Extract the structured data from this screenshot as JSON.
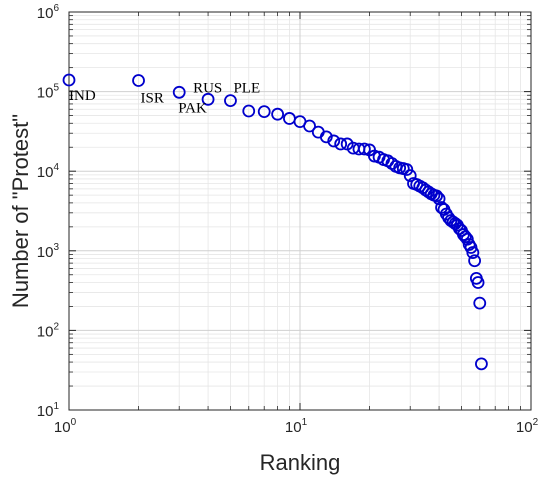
{
  "chart_data": {
    "type": "scatter",
    "title": "",
    "xlabel": "Ranking",
    "ylabel": "Number of \"Protest\"",
    "x_scale": "log",
    "y_scale": "log",
    "xlim": [
      1,
      100
    ],
    "ylim": [
      10,
      1000000
    ],
    "grid": true,
    "marker": "open-circle",
    "marker_color": "#0000CC",
    "x_ticks": [
      {
        "base": "10",
        "exp": "0",
        "value": 1
      },
      {
        "base": "10",
        "exp": "1",
        "value": 10
      },
      {
        "base": "10",
        "exp": "2",
        "value": 100
      }
    ],
    "y_ticks": [
      {
        "base": "10",
        "exp": "1",
        "value": 10
      },
      {
        "base": "10",
        "exp": "2",
        "value": 100
      },
      {
        "base": "10",
        "exp": "3",
        "value": 1000
      },
      {
        "base": "10",
        "exp": "4",
        "value": 10000
      },
      {
        "base": "10",
        "exp": "5",
        "value": 100000
      },
      {
        "base": "10",
        "exp": "6",
        "value": 1000000
      }
    ],
    "annotations": [
      {
        "text": "IND",
        "x": 1,
        "y": 140000
      },
      {
        "text": "ISR",
        "x": 2,
        "y": 138000
      },
      {
        "text": "PAK",
        "x": 3,
        "y": 98000
      },
      {
        "text": "RUS",
        "x": 4,
        "y": 80000
      },
      {
        "text": "PLE",
        "x": 5,
        "y": 77000
      }
    ],
    "points": [
      [
        1,
        140000
      ],
      [
        2,
        138000
      ],
      [
        3,
        98000
      ],
      [
        4,
        80000
      ],
      [
        5,
        77000
      ],
      [
        6,
        57000
      ],
      [
        7,
        56000
      ],
      [
        8,
        52000
      ],
      [
        9,
        46000
      ],
      [
        10,
        42000
      ],
      [
        11,
        37000
      ],
      [
        12,
        31000
      ],
      [
        13,
        27000
      ],
      [
        14,
        24000
      ],
      [
        15,
        22000
      ],
      [
        16,
        22000
      ],
      [
        17,
        19500
      ],
      [
        18,
        19000
      ],
      [
        19,
        19000
      ],
      [
        20,
        18500
      ],
      [
        21,
        15500
      ],
      [
        22,
        15000
      ],
      [
        23,
        14000
      ],
      [
        24,
        13500
      ],
      [
        25,
        12500
      ],
      [
        26,
        11500
      ],
      [
        27,
        11000
      ],
      [
        28,
        10800
      ],
      [
        29,
        10500
      ],
      [
        30,
        8800
      ],
      [
        31,
        7000
      ],
      [
        32,
        6800
      ],
      [
        33,
        6500
      ],
      [
        34,
        6200
      ],
      [
        35,
        5800
      ],
      [
        36,
        5500
      ],
      [
        37,
        5200
      ],
      [
        38,
        5000
      ],
      [
        39,
        4900
      ],
      [
        40,
        4500
      ],
      [
        41,
        3500
      ],
      [
        42,
        3300
      ],
      [
        43,
        2900
      ],
      [
        44,
        2600
      ],
      [
        45,
        2400
      ],
      [
        46,
        2300
      ],
      [
        47,
        2200
      ],
      [
        48,
        2100
      ],
      [
        49,
        1900
      ],
      [
        50,
        1800
      ],
      [
        51,
        1600
      ],
      [
        52,
        1500
      ],
      [
        53,
        1400
      ],
      [
        54,
        1200
      ],
      [
        55,
        1100
      ],
      [
        56,
        950
      ],
      [
        57,
        750
      ],
      [
        58,
        450
      ],
      [
        59,
        400
      ],
      [
        60,
        220
      ],
      [
        61,
        38
      ]
    ]
  }
}
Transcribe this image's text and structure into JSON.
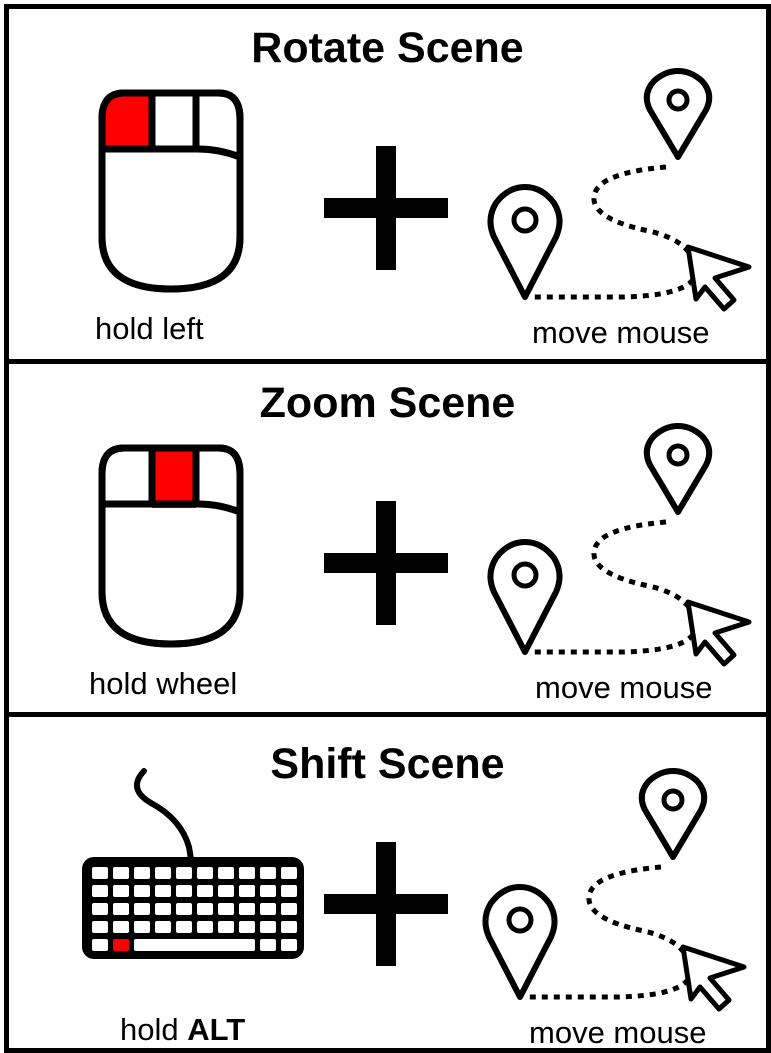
{
  "panels": [
    {
      "title": "Rotate Scene",
      "device": "mouse",
      "highlight": "left-button",
      "action_label": "hold left",
      "motion_label": "move mouse"
    },
    {
      "title": "Zoom Scene",
      "device": "mouse",
      "highlight": "wheel",
      "action_label": "hold wheel",
      "motion_label": "move mouse"
    },
    {
      "title": "Shift Scene",
      "device": "keyboard",
      "highlight": "alt-key",
      "action_prefix": "hold ",
      "action_key": "ALT",
      "motion_label": "move mouse"
    }
  ],
  "icons": [
    "mouse-icon",
    "keyboard-icon",
    "plus-icon",
    "location-pin-icon",
    "cursor-arrow-icon",
    "dotted-path"
  ],
  "colors": {
    "highlight": "#ff0000",
    "stroke": "#000000",
    "background": "#ffffff"
  }
}
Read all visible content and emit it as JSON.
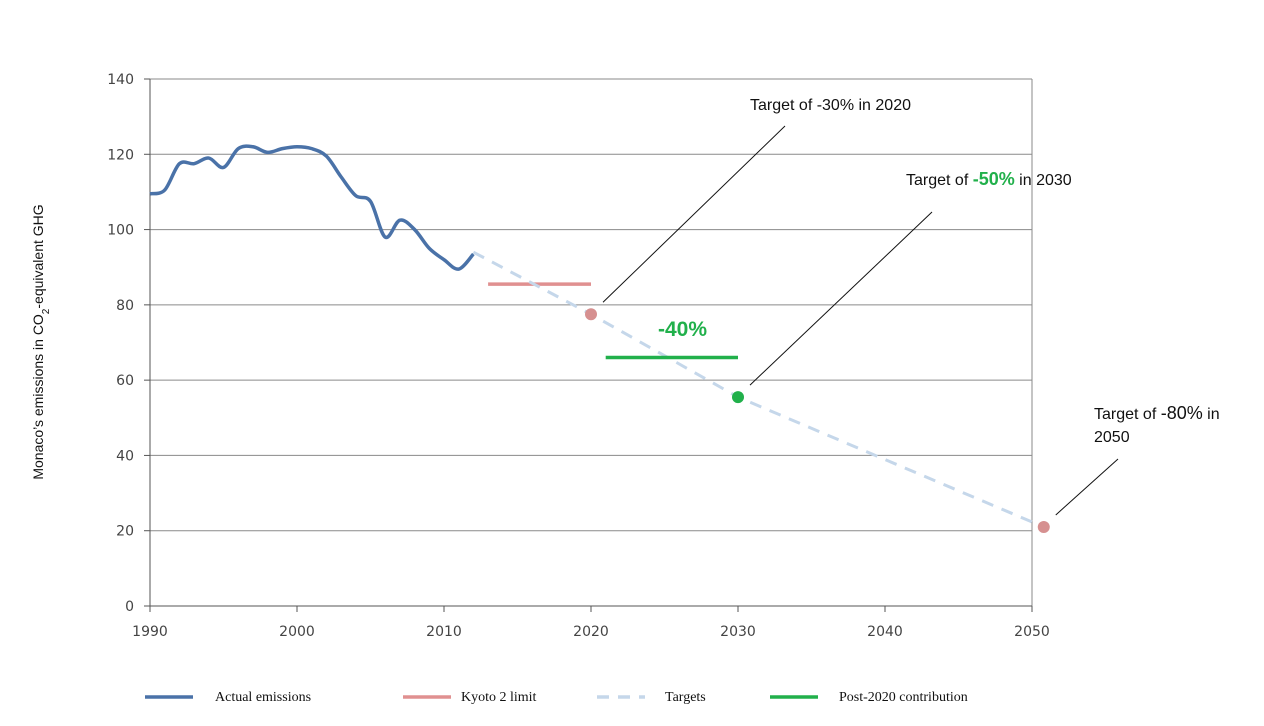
{
  "chart_data": {
    "type": "line",
    "ylabel_main": "Monaco’s emissions in CO",
    "ylabel_sub": "2",
    "ylabel_rest": "-equivalent GHG",
    "xlim": [
      1990,
      2050
    ],
    "ylim": [
      0,
      140
    ],
    "x_ticks": [
      1990,
      2000,
      2010,
      2020,
      2030,
      2040,
      2050
    ],
    "y_ticks": [
      0,
      20,
      40,
      60,
      80,
      100,
      120,
      140
    ],
    "grid": "horizontal",
    "legend_position": "bottom",
    "series": [
      {
        "name": "Actual emissions",
        "color": "#4a72a8",
        "style": "solid",
        "x": [
          1990,
          1991,
          1992,
          1993,
          1994,
          1995,
          1996,
          1997,
          1998,
          1999,
          2000,
          2001,
          2002,
          2003,
          2004,
          2005,
          2006,
          2007,
          2008,
          2009,
          2010,
          2011,
          2012
        ],
        "y": [
          109.5,
          110.5,
          117.5,
          117.5,
          119,
          116.5,
          121.5,
          122,
          120.5,
          121.5,
          122,
          121.5,
          119.5,
          114,
          109,
          107.5,
          98,
          102.5,
          100,
          95,
          92,
          89.5,
          93.5
        ]
      },
      {
        "name": "Kyoto 2 limit",
        "color": "#e09090",
        "style": "solid",
        "x": [
          2013,
          2020
        ],
        "y": [
          85.5,
          85.5
        ]
      },
      {
        "name": "Targets",
        "color": "#c5d7ea",
        "style": "dashed",
        "x": [
          2012,
          2020,
          2030,
          2050.8
        ],
        "y": [
          94,
          77.5,
          55.5,
          21
        ]
      },
      {
        "name": "Post-2020 contribution",
        "color": "#21b04b",
        "style": "solid",
        "x": [
          2021,
          2030
        ],
        "y": [
          66,
          66
        ]
      }
    ],
    "target_points": [
      {
        "x": 2020,
        "y": 77.5,
        "color": "#d69090"
      },
      {
        "x": 2030,
        "y": 55.5,
        "color": "#21b04b"
      },
      {
        "x": 2050.8,
        "y": 21,
        "color": "#d69090"
      }
    ],
    "annotations": {
      "t2020_text": "Target of -30% in 2020",
      "t2030_pre": "Target of ",
      "t2030_pct": "-50%",
      "t2030_post": " in 2030",
      "t2050_pre": "Target of ",
      "t2050_pct": "-80%",
      "t2050_post": " in",
      "t2050_year": "2050",
      "mid_label": "-40%"
    }
  }
}
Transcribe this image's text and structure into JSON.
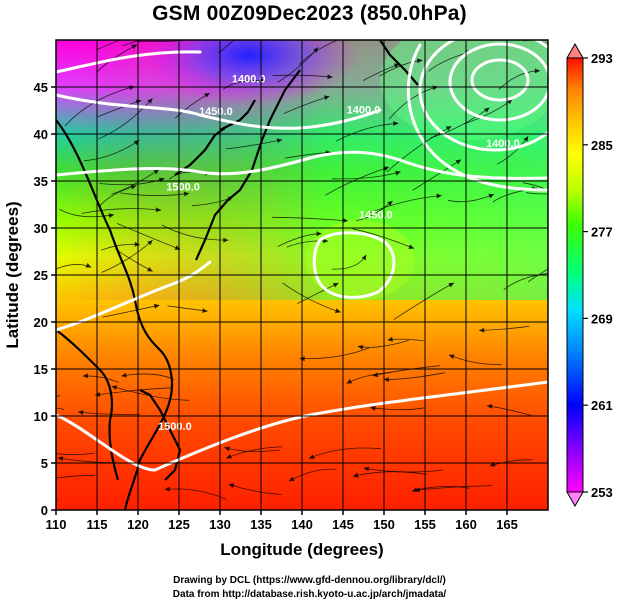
{
  "title": "GSM 00Z09Dec2023 (850.0hPa)",
  "credits": {
    "line1": "Drawing by DCL (https://www.gfd-dennou.org/library/dcl/)",
    "line2": "Data from http://database.rish.kyoto-u.ac.jp/arch/jmadata/"
  },
  "map": {
    "xlabel": "Longitude (degrees)",
    "ylabel": "Latitude  (degrees)",
    "xlim": [
      110,
      170
    ],
    "ylim": [
      0,
      50
    ],
    "xticks": [
      110,
      115,
      120,
      125,
      130,
      135,
      140,
      145,
      150,
      155,
      160,
      165
    ],
    "yticks": [
      0,
      5,
      10,
      15,
      20,
      25,
      30,
      35,
      40,
      45
    ],
    "grid": true,
    "contour_labels": [
      {
        "text": "1400.0",
        "lon": 164.5,
        "lat": 38.6
      },
      {
        "text": "1400.0",
        "lon": 133.5,
        "lat": 45.5
      },
      {
        "text": "1400.0",
        "lon": 147.5,
        "lat": 42.2
      },
      {
        "text": "1450.0",
        "lon": 129.5,
        "lat": 42.0
      },
      {
        "text": "1450.0",
        "lon": 149.0,
        "lat": 31.0
      },
      {
        "text": "1500.0",
        "lon": 125.5,
        "lat": 34.0
      },
      {
        "text": "1500.0",
        "lon": 124.5,
        "lat": 8.5
      }
    ]
  },
  "colorbar": {
    "ticks": [
      "293",
      "285",
      "277",
      "269",
      "261",
      "253"
    ],
    "min": 253,
    "max": 293,
    "colors": [
      "#ff00ff",
      "#8000ff",
      "#0000ff",
      "#0080ff",
      "#00e0ff",
      "#00ff80",
      "#40ff00",
      "#c0ff00",
      "#ffff00",
      "#ffc000",
      "#ff8000",
      "#ff3000",
      "#ff0000"
    ]
  },
  "colors": {
    "land": "#000000",
    "contour": "#ffffff",
    "streamline": "#000000"
  }
}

####

**Challenge**: Return only those lines of the records that contain the string "highlight".

**Written solution**:
      "highlight": "left-button",
      "highlight": "wheel",
      "highlight": "alt-key",
    "highlight": "#ff0000",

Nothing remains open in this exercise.